Work to do
Read the records below and copy each line that contains "ORIGEN".

Exercise materials
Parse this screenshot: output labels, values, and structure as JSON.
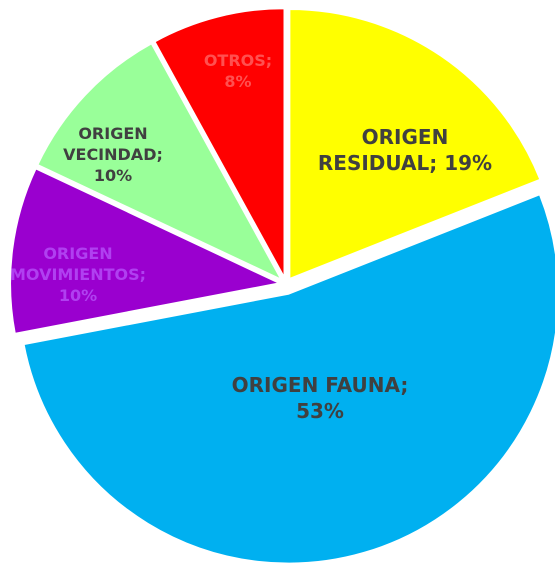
{
  "chart_data": {
    "type": "pie",
    "categories": [
      "ORIGEN RESIDUAL;",
      "ORIGEN FAUNA;",
      "ORIGEN MOVIMIENTOS;",
      "ORIGEN VECINDAD;",
      "OTROS;"
    ],
    "values": [
      19,
      53,
      10,
      10,
      8
    ],
    "value_labels": [
      "19%",
      "53%",
      "10%",
      "10%",
      "8%"
    ],
    "colors": [
      "#ffff00",
      "#00b0f0",
      "#9a00cf",
      "#99ff99",
      "#ff0000"
    ]
  }
}
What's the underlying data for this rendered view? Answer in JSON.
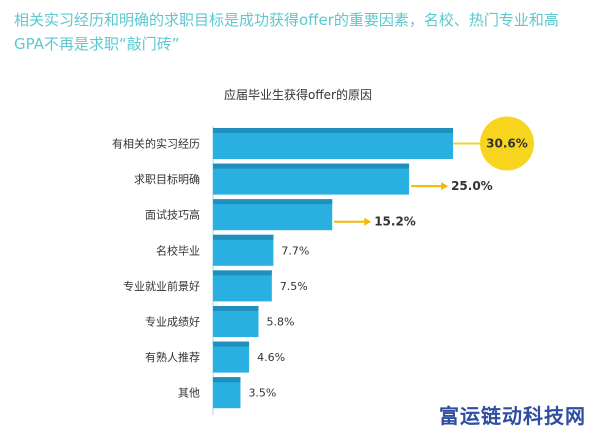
{
  "headline": "相关实习经历和明确的求职目标是成功获得offer的重要因素，名校、热门专业和高GPA不再是求职“敲门砖”",
  "watermark": "富运链动科技网",
  "colors": {
    "bar": "#2ab0e0",
    "bar_top": "#1f8fbd",
    "highlight_1": "#f7d51f",
    "highlight_2": "#f5b800",
    "headline": "#5cc8cf"
  },
  "chart_data": {
    "type": "bar",
    "orientation": "horizontal",
    "title": "应届毕业生获得offer的原因",
    "categories": [
      "有相关的实习经历",
      "求职目标明确",
      "面试技巧高",
      "名校毕业",
      "专业就业前景好",
      "专业成绩好",
      "有熟人推荐",
      "其他"
    ],
    "values": [
      30.6,
      25.0,
      15.2,
      7.7,
      7.5,
      5.8,
      4.6,
      3.5
    ],
    "value_labels": [
      "30.6%",
      "25.0%",
      "15.2%",
      "7.7%",
      "7.5%",
      "5.8%",
      "4.6%",
      "3.5%"
    ],
    "unit": "%",
    "xlim": [
      0,
      30.6
    ],
    "highlighted_count": 3,
    "grid": false,
    "legend": "none"
  }
}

Expected output
      "ORIGEN RESIDUAL;",
      "ORIGEN FAUNA;",
      "ORIGEN MOVIMIENTOS;",
      "ORIGEN VECINDAD;",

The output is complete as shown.